[Figure dataset records]
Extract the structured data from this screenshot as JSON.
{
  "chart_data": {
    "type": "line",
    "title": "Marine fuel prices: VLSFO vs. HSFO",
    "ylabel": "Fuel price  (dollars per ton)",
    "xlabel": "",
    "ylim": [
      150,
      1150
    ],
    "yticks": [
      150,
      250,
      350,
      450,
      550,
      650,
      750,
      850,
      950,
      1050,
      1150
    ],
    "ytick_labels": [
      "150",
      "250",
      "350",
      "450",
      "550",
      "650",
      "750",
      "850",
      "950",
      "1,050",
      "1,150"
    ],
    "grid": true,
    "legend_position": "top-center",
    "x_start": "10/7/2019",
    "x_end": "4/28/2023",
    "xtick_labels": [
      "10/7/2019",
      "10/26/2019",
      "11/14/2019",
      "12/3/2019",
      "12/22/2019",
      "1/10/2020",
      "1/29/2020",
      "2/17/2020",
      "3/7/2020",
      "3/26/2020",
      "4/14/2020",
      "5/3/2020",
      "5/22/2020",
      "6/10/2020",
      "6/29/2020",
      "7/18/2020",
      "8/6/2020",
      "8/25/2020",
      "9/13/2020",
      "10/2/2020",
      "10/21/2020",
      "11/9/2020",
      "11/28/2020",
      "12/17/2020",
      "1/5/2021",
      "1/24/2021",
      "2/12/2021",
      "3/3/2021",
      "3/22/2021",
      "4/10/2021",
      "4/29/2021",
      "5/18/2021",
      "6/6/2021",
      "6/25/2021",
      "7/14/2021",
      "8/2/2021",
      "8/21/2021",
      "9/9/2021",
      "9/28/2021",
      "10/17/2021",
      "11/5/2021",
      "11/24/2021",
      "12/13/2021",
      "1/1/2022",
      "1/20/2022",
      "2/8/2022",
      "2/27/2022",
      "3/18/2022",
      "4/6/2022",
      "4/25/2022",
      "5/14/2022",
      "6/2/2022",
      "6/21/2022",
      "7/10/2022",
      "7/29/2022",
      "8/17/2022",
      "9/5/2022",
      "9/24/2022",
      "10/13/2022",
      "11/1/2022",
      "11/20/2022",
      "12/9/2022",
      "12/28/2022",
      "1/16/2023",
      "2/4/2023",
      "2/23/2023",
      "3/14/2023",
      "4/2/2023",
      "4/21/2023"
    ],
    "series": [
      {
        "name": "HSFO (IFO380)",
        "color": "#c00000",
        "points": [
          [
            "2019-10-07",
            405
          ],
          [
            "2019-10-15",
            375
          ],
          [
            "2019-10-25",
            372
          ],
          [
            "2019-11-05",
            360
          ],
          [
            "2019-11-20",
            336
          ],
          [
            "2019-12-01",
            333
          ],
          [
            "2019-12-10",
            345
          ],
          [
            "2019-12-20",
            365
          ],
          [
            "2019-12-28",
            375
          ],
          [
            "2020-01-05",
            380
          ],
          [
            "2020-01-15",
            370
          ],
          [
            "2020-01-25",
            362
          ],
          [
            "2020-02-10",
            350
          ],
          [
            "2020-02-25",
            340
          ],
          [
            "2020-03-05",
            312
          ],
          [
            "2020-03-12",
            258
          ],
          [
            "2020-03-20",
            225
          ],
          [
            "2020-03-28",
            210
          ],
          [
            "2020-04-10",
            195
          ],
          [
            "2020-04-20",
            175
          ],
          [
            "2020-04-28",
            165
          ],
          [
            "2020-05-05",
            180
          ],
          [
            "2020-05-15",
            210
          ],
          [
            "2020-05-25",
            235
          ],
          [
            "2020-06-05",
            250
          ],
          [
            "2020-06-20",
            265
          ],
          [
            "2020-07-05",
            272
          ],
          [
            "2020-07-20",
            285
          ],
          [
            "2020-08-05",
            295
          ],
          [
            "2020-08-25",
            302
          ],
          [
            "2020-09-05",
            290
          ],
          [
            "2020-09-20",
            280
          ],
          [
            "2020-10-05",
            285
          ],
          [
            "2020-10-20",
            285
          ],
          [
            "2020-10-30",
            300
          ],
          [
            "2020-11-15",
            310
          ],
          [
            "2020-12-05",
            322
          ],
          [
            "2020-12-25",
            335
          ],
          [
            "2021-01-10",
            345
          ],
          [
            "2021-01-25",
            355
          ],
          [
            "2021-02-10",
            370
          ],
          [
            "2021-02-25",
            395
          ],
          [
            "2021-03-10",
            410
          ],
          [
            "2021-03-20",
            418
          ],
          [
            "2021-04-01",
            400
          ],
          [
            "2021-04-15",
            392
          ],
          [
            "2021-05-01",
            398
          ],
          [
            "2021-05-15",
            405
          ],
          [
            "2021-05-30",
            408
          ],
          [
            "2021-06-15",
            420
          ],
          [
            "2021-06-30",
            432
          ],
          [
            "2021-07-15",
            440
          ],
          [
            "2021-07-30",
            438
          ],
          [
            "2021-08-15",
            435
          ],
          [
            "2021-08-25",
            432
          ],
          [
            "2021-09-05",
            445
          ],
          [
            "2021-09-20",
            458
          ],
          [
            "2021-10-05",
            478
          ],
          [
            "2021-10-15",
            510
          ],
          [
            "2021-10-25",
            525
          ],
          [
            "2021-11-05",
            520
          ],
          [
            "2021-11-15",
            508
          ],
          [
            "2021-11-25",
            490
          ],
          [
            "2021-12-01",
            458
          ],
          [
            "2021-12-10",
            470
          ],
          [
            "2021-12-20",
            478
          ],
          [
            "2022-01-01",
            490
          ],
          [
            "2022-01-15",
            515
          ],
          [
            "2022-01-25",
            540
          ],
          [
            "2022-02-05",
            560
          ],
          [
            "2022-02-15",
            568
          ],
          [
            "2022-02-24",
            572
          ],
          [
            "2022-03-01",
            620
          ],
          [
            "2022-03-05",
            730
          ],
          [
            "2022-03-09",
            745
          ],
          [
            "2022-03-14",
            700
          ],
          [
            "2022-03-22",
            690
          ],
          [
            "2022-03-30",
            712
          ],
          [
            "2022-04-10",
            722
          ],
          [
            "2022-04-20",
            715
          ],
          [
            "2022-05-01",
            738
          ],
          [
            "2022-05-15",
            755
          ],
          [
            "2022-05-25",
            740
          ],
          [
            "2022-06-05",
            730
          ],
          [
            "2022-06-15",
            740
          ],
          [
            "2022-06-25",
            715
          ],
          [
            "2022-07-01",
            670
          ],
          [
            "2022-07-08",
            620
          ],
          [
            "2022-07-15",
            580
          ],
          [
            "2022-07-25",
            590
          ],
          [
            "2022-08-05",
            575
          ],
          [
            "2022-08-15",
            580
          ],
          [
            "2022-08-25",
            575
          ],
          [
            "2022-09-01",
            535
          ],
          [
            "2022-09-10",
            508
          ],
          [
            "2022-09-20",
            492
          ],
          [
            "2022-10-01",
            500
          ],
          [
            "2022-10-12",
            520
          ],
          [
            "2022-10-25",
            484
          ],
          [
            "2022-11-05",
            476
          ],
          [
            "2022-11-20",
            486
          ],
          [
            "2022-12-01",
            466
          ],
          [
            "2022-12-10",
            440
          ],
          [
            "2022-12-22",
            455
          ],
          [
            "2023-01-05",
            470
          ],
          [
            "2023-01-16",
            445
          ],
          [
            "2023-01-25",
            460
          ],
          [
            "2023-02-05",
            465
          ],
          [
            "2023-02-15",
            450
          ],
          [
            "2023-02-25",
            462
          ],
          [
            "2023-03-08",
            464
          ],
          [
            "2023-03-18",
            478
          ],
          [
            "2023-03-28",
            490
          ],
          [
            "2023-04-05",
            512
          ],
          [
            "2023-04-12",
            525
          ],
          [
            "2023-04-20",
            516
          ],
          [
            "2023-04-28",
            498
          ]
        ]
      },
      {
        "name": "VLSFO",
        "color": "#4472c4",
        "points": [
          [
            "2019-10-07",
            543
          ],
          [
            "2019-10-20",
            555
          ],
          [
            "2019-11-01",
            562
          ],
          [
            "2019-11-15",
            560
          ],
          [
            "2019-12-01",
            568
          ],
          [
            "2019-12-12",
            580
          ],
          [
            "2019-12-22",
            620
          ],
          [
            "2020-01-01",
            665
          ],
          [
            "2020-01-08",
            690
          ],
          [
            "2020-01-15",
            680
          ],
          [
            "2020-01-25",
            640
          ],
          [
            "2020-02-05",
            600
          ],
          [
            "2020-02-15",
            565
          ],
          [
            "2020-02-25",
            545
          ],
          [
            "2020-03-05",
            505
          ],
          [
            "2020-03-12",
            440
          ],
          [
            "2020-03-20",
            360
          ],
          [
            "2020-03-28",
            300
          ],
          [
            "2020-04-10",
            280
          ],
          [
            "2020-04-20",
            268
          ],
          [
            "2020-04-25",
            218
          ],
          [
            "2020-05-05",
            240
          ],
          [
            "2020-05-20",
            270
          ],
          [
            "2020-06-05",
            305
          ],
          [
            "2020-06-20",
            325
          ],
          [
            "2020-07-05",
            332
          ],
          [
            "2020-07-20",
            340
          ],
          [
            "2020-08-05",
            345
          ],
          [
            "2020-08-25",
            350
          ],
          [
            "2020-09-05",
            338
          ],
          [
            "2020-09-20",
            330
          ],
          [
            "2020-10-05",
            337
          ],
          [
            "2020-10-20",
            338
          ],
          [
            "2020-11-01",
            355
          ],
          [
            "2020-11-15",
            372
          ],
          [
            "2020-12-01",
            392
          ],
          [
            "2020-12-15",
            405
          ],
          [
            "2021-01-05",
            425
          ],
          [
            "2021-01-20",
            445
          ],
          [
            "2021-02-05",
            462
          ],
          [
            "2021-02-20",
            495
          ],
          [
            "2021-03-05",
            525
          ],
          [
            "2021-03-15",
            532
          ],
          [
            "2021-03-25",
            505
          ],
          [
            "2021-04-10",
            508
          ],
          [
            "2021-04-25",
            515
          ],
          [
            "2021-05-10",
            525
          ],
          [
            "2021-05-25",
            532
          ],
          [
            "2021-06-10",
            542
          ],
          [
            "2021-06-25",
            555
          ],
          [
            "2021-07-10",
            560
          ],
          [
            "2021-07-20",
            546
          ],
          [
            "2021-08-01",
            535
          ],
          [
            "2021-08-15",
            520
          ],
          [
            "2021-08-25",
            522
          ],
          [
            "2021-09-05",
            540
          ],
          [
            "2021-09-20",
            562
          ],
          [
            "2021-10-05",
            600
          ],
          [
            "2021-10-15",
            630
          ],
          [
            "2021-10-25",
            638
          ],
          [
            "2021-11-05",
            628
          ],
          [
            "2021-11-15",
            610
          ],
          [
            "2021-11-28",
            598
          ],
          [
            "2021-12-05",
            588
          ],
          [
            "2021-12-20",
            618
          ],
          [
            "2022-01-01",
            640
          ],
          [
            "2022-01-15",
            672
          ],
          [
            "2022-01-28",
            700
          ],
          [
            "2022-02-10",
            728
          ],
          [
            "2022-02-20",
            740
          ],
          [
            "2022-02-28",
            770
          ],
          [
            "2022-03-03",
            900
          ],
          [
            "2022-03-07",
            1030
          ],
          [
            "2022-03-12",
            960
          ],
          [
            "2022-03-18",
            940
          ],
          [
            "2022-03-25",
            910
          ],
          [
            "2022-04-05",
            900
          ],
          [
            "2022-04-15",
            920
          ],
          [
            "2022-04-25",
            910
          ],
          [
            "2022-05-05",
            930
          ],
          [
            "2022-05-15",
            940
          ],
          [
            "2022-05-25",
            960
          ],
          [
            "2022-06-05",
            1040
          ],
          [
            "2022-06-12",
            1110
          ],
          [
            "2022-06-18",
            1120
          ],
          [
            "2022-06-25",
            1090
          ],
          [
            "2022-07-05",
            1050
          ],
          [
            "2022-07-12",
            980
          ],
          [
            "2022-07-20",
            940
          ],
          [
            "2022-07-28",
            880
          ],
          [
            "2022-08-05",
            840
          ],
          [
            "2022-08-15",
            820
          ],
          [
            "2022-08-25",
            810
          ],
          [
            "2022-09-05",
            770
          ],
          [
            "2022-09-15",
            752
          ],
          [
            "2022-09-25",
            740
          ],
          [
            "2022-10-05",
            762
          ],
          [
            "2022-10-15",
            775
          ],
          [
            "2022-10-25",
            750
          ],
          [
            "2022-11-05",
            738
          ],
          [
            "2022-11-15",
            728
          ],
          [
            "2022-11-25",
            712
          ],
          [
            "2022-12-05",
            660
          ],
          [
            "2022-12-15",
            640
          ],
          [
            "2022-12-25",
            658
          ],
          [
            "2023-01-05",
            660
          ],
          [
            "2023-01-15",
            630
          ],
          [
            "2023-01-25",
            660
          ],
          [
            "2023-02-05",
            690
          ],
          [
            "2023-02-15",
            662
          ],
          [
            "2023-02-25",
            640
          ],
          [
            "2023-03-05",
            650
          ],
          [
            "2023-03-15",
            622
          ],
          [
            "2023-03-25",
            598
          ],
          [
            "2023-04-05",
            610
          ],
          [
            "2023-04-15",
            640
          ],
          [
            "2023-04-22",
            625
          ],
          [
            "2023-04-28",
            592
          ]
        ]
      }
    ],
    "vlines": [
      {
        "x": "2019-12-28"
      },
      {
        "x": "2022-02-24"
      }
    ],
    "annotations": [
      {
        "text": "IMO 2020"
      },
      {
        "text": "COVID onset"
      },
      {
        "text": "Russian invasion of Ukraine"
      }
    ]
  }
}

__STATED PROBLEM__.
Lines containing the word "text" are to be tallied; report only the total.

__REPLY__.
3